▶ **Source passage**
# # #
For the reasons stated herein, the petition must be denied.

BACKGROUND

A. Factual Background

The relevant facts are set forth in the opinion of the Superior Court of New Jersey, Appellate Division ("Appellate Division").
Barbara Chery (the victim) testified that she was tackled by a man while walking to her home in Maplewood. The attacker held her down with his left arm, stabbed her right hip and leg with a screwdriver, then grabbed the victim's bookbag and ran off.
Police officers dispatched to the area were told by a pedestrian that he had seen someone running in the general vicinity. The officers drove in the direction indicated by the pedestrian and spotted defendant, who was then seen discarding items. Defendant was taken into custody. At police headquarters an officer noticed what appeared to be fresh blood on defendant's jacket and pants.
The blood found on defendant's jacket and pants were taken to a laboratory for DNA analysis. A geneticist later testified that the DNA taken from the victim's blood matched the DNA taken from the blood removed from defendant's jacket. In addition, the DNA removed from the blood found on defendant's pants matched the DNA taken from a sample of defendant's blood.
Prior to trial defendant asserted that the particular brand of DNA test kit used — the "Profiler Plus Fluorescent Tag Test" — is not scientifically reliable. A hearing, pursuant to N.J.R.E. 104, was conducted by Judge Moynihan. At that time, the State presented the testimony of two scientists employed by the testing facility which examined the blood samples. Defendant called no witnesses.
Judge Moynihan found, from the testimony of the State's experts, that the State sustained its burden of showing that the particular device which produced the DNA evidence is generally accepted in the scientific community. . . .
See Respondents' Appendix ("Ra") 14, Appellate Division Opinion, dated Nov. 7, 2003, at 3-5 (internal citation omitted).

B. Procedural History

On April 8, 1999, a Union County Grand Jury returned an indictment charging defendant with four counts: third-degree possession of a weapon for an unlawful purpose, contrary toN.J.S.A. 2C:39-4(d) (count one); third-degree terroristic threats, contrary to N.J.S.A. 2C:12-3(b) (count two); first-degree armed robbery, contrary to N.J.S.A. 2C:15-1 (count three); and third-degree aggravated assault, contrary to N.J.S.A. 2C:12-1b(2) (count four).

After pretrial motions, in July of 2001, a jury trial was conducted in the Superior Court of New Jersey, Union County. Petitioner was found guilty of counts one, three, and four. He was acquitted of count two. On December 7, 2001, Petitioner was sentenced to an aggregate term of life in prison, without parole, pursuant to an extended term sentence. On November 7, 2003, the Appellate Division affirmed the conviction. On January 22, 2004, the New Jersey Supreme Court denied Petitioner's petition for certification.

Petitioner filed a state court petition for post-conviction relief (PCR) on or about August 18, 2004. The trial court denied relief on March 13, 2006. The Appellate Division affirmed the denial of relief on June 18, 2007. The Supreme Court of New Jersey denied certification on September 26, 2007.
# # #
▶ **Work instructions**
A) In the court opinion excerpt, what did the attacker use to stab the victim?
B) Using the court opinion excerpt, state whether each statement agrees with it, and quote the deciding words. (i) The defendant called two scientists as witnesses at the N.J.R.E. 104 hearing. (ii) The petitioner was acquitted of the terroristic threats count. (iii) The trial court denied post-conviction relief on March 13, 2006.
# # #
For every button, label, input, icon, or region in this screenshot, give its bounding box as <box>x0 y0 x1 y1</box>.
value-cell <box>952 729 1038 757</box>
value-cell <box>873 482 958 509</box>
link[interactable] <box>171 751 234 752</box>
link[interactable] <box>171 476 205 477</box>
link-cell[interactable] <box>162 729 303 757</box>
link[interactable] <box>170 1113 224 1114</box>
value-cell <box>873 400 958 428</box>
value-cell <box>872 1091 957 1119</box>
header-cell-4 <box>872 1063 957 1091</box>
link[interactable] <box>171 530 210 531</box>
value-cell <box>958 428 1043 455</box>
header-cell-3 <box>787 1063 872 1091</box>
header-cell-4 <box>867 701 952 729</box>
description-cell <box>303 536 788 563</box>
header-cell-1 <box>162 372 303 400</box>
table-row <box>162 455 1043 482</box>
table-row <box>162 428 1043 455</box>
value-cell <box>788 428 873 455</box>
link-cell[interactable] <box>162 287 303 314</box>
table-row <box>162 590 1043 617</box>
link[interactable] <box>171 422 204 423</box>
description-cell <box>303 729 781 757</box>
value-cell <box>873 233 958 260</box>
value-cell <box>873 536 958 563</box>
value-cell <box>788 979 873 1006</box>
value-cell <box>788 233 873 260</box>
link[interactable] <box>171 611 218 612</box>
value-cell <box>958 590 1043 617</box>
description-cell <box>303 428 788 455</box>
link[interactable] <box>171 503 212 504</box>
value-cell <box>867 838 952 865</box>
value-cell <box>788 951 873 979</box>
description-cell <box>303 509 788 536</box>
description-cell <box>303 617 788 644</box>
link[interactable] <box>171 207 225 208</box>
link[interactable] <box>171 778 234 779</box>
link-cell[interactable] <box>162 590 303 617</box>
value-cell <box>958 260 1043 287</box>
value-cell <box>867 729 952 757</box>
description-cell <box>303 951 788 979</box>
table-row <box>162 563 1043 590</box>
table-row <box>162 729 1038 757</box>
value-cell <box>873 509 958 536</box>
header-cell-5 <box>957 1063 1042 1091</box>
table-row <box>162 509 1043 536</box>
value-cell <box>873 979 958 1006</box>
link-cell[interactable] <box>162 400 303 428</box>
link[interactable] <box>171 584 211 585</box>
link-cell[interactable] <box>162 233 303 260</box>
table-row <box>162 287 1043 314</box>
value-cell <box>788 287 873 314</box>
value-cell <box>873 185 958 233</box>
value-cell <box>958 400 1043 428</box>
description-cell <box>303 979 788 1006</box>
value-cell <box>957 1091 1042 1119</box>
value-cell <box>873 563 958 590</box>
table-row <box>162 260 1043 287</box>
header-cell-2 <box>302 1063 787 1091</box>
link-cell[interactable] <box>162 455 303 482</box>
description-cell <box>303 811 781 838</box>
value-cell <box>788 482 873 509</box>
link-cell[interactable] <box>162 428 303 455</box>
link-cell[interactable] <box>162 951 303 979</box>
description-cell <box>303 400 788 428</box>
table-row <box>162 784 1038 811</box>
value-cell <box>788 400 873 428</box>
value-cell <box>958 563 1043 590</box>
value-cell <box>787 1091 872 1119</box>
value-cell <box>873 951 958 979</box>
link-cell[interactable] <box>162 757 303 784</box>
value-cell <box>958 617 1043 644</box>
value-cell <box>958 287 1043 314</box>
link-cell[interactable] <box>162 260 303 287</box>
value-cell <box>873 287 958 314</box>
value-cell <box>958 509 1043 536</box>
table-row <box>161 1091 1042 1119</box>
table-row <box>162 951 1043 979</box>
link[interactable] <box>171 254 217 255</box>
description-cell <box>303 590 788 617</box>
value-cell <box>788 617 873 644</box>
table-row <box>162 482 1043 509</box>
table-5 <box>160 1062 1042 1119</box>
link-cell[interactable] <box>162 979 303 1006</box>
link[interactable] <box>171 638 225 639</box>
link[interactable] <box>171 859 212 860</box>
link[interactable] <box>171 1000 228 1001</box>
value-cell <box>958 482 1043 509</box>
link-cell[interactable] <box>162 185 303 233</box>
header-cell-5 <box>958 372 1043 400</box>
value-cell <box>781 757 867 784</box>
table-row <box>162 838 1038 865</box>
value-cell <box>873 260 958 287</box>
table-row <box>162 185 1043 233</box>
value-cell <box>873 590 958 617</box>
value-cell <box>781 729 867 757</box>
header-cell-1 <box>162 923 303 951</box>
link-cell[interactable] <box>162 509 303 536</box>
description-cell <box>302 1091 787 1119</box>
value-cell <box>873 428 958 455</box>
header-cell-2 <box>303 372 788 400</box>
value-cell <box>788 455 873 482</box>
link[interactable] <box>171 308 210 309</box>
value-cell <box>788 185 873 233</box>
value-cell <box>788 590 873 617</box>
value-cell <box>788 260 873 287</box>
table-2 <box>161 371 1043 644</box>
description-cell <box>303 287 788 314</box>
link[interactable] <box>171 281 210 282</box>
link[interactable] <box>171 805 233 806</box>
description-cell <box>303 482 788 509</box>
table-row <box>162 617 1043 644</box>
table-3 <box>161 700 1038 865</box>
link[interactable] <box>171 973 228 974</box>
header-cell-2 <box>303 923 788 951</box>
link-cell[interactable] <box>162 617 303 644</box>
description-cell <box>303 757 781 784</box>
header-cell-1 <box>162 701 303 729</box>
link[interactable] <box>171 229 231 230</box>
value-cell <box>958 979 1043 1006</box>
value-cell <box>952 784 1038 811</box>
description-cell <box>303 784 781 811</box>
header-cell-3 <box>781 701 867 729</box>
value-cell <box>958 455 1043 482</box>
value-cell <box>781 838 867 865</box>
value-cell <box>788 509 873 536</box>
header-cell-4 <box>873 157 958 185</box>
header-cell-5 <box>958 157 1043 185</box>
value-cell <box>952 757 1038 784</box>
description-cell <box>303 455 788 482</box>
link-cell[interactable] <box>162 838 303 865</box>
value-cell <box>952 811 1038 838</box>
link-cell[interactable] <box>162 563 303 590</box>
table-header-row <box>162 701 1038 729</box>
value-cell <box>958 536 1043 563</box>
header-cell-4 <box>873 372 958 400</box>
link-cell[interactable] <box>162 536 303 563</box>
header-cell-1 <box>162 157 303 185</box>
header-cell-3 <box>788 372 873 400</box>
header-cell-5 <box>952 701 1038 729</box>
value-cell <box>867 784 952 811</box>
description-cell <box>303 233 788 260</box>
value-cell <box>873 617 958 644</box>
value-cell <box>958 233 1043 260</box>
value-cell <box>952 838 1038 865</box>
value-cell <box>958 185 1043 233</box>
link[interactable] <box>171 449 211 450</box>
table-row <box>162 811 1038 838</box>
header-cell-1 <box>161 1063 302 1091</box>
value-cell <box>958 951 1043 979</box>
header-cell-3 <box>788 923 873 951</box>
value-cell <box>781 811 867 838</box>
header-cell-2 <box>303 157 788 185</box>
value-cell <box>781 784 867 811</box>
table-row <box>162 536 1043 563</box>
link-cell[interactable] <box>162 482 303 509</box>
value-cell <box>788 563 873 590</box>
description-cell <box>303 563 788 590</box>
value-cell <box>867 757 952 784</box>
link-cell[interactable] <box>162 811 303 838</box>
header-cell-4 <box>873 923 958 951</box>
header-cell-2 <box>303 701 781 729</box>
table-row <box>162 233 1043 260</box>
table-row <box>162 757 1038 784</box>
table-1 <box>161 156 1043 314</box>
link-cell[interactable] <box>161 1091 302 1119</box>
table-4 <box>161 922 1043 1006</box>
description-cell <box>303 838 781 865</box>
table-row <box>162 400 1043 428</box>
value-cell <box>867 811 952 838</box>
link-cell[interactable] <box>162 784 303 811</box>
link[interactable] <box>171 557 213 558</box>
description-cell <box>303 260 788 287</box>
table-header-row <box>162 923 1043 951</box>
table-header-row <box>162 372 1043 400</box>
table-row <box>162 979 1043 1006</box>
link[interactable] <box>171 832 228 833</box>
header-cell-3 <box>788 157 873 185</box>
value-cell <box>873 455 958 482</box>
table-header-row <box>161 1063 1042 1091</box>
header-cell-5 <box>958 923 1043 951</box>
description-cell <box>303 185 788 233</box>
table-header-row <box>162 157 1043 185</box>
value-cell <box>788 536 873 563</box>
# # #
▶ **Task-by-task answers**
A) A screwdriver.

B)
(i) No: "Defendant called no witnesses."
(ii) Yes: "third-degree terroristic threats, contrary to N.J.S.A. 2C:12-3(b) (count two)" and "He was acquitted of count two."
(iii) Yes: "The trial court denied relief on March 13, 2006."